Problem: Write every entry out again exactly, please, and skip the pictures.

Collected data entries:
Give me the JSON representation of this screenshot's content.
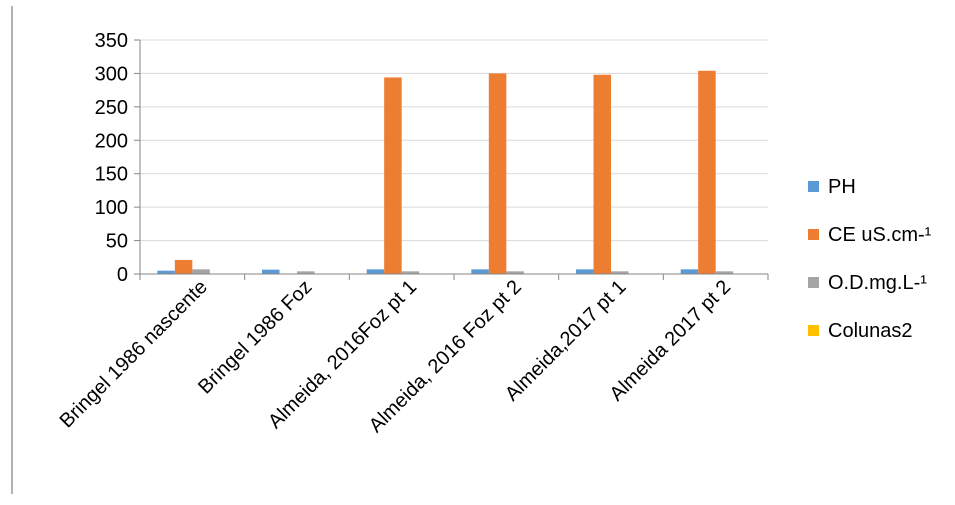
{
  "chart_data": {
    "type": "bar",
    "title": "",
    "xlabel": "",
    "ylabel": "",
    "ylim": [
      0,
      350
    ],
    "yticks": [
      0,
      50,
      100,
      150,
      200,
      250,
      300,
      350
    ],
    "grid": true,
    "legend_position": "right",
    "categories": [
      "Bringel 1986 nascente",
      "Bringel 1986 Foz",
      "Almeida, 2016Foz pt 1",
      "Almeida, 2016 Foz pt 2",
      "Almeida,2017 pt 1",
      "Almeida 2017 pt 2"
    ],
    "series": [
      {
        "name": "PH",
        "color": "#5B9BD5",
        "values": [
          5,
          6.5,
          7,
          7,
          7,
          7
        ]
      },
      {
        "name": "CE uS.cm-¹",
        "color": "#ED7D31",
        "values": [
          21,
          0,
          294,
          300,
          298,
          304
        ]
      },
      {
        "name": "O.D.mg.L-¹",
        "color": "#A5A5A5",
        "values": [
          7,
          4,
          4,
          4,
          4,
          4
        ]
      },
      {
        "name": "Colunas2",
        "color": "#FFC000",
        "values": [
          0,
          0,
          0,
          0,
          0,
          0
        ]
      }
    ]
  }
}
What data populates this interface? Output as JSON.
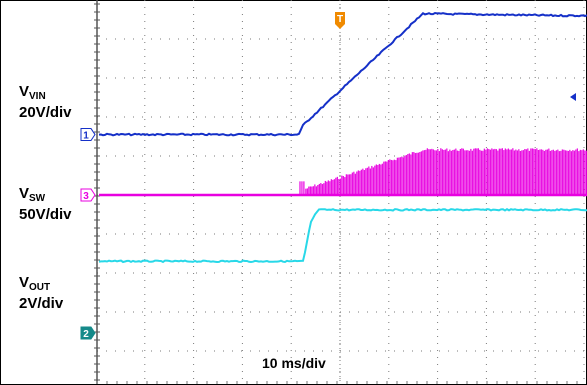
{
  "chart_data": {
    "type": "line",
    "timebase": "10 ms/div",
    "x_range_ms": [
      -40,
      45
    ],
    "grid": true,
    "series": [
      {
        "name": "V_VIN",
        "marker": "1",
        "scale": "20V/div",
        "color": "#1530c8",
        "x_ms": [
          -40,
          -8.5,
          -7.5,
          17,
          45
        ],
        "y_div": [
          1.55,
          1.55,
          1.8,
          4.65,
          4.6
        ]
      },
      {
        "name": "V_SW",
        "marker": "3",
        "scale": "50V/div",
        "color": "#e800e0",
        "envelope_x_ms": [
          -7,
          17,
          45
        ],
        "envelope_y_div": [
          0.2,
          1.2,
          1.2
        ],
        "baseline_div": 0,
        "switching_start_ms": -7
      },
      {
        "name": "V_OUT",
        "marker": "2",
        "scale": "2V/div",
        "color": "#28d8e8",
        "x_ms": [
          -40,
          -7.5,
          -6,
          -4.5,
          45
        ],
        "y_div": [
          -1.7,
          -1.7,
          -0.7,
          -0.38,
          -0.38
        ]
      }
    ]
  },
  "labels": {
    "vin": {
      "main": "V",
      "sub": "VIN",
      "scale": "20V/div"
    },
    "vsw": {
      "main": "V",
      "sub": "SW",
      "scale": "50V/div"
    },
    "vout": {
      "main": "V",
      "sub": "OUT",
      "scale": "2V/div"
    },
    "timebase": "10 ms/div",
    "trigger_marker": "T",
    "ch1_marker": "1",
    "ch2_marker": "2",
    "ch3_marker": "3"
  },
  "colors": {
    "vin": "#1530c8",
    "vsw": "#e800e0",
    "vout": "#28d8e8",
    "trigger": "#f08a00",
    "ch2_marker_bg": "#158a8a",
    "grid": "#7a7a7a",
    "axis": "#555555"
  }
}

Exercise solution:
Give me the JSON representation of this screenshot's content.
{
  "chart_data": {
    "type": "bar",
    "title": "",
    "xlabel": "",
    "ylabel": "",
    "ylim": [
      0,
      350
    ],
    "yticks": [
      0,
      50,
      100,
      150,
      200,
      250,
      300,
      350
    ],
    "grid": true,
    "legend_position": "right",
    "categories": [
      "Bringel 1986 nascente",
      "Bringel 1986 Foz",
      "Almeida, 2016Foz pt 1",
      "Almeida, 2016 Foz pt 2",
      "Almeida,2017 pt 1",
      "Almeida 2017 pt 2"
    ],
    "series": [
      {
        "name": "PH",
        "color": "#5B9BD5",
        "values": [
          5,
          6.5,
          7,
          7,
          7,
          7
        ]
      },
      {
        "name": "CE uS.cm-¹",
        "color": "#ED7D31",
        "values": [
          21,
          0,
          294,
          300,
          298,
          304
        ]
      },
      {
        "name": "O.D.mg.L-¹",
        "color": "#A5A5A5",
        "values": [
          7,
          4,
          4,
          4,
          4,
          4
        ]
      },
      {
        "name": "Colunas2",
        "color": "#FFC000",
        "values": [
          0,
          0,
          0,
          0,
          0,
          0
        ]
      }
    ]
  }
}
What data populates this interface? Output as JSON.
{
  "chart_data": {
    "type": "line",
    "timebase": "10 ms/div",
    "x_range_ms": [
      -40,
      45
    ],
    "grid": true,
    "series": [
      {
        "name": "V_VIN",
        "marker": "1",
        "scale": "20V/div",
        "color": "#1530c8",
        "x_ms": [
          -40,
          -8.5,
          -7.5,
          17,
          45
        ],
        "y_div": [
          1.55,
          1.55,
          1.8,
          4.65,
          4.6
        ]
      },
      {
        "name": "V_SW",
        "marker": "3",
        "scale": "50V/div",
        "color": "#e800e0",
        "envelope_x_ms": [
          -7,
          17,
          45
        ],
        "envelope_y_div": [
          0.2,
          1.2,
          1.2
        ],
        "baseline_div": 0,
        "switching_start_ms": -7
      },
      {
        "name": "V_OUT",
        "marker": "2",
        "scale": "2V/div",
        "color": "#28d8e8",
        "x_ms": [
          -40,
          -7.5,
          -6,
          -4.5,
          45
        ],
        "y_div": [
          -1.7,
          -1.7,
          -0.7,
          -0.38,
          -0.38
        ]
      }
    ]
  },
  "labels": {
    "vin": {
      "main": "V",
      "sub": "VIN",
      "scale": "20V/div"
    },
    "vsw": {
      "main": "V",
      "sub": "SW",
      "scale": "50V/div"
    },
    "vout": {
      "main": "V",
      "sub": "OUT",
      "scale": "2V/div"
    },
    "timebase": "10 ms/div",
    "trigger_marker": "T",
    "ch1_marker": "1",
    "ch2_marker": "2",
    "ch3_marker": "3"
  },
  "colors": {
    "vin": "#1530c8",
    "vsw": "#e800e0",
    "vout": "#28d8e8",
    "trigger": "#f08a00",
    "ch2_marker_bg": "#158a8a",
    "grid": "#7a7a7a",
    "axis": "#555555"
  }
}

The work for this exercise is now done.